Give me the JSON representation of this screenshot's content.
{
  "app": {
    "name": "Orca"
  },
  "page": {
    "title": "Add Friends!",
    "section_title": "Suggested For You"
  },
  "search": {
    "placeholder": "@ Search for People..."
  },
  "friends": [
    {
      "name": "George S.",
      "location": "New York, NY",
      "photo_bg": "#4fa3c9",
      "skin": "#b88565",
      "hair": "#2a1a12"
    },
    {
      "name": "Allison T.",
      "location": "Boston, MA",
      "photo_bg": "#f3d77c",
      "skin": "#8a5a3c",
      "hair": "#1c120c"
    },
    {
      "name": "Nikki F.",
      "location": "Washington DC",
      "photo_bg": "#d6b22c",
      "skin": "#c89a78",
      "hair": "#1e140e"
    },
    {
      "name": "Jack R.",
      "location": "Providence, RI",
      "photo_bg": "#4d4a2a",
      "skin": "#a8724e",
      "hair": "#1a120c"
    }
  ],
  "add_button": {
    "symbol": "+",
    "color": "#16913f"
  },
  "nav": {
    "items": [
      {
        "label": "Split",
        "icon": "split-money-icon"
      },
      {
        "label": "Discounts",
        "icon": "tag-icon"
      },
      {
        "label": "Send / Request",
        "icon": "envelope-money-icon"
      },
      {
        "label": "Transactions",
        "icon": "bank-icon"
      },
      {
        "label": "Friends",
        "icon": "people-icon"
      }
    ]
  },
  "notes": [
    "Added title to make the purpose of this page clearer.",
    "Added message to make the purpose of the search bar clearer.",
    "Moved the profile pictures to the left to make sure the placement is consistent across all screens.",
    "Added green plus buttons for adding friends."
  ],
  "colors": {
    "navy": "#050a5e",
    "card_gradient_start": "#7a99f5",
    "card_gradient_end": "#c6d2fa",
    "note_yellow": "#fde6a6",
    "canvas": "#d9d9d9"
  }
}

______________________________

**PROBLEM DETAILS:** Provide all the records again, word for word.

**FULL RESPONSE:**
Give me the JSON representation of this screenshot's content.
{
  "app": {
    "name": "Orca"
  },
  "page": {
    "title": "Add Friends!",
    "section_title": "Suggested For You"
  },
  "search": {
    "placeholder": "@ Search for People..."
  },
  "friends": [
    {
      "name": "George S.",
      "location": "New York, NY",
      "photo_bg": "#4fa3c9",
      "skin": "#b88565",
      "hair": "#2a1a12"
    },
    {
      "name": "Allison T.",
      "location": "Boston, MA",
      "photo_bg": "#f3d77c",
      "skin": "#8a5a3c",
      "hair": "#1c120c"
    },
    {
      "name": "Nikki F.",
      "location": "Washington DC",
      "photo_bg": "#d6b22c",
      "skin": "#c89a78",
      "hair": "#1e140e"
    },
    {
      "name": "Jack R.",
      "location": "Providence, RI",
      "photo_bg": "#4d4a2a",
      "skin": "#a8724e",
      "hair": "#1a120c"
    }
  ],
  "add_button": {
    "symbol": "+",
    "color": "#16913f"
  },
  "nav": {
    "items": [
      {
        "label": "Split",
        "icon": "split-money-icon"
      },
      {
        "label": "Discounts",
        "icon": "tag-icon"
      },
      {
        "label": "Send / Request",
        "icon": "envelope-money-icon"
      },
      {
        "label": "Transactions",
        "icon": "bank-icon"
      },
      {
        "label": "Friends",
        "icon": "people-icon"
      }
    ]
  },
  "notes": [
    "Added title to make the purpose of this page clearer.",
    "Added message to make the purpose of the search bar clearer.",
    "Moved the profile pictures to the left to make sure the placement is consistent across all screens.",
    "Added green plus buttons for adding friends."
  ],
  "colors": {
    "navy": "#050a5e",
    "card_gradient_start": "#7a99f5",
    "card_gradient_end": "#c6d2fa",
    "note_yellow": "#fde6a6",
    "canvas": "#d9d9d9"
  }
}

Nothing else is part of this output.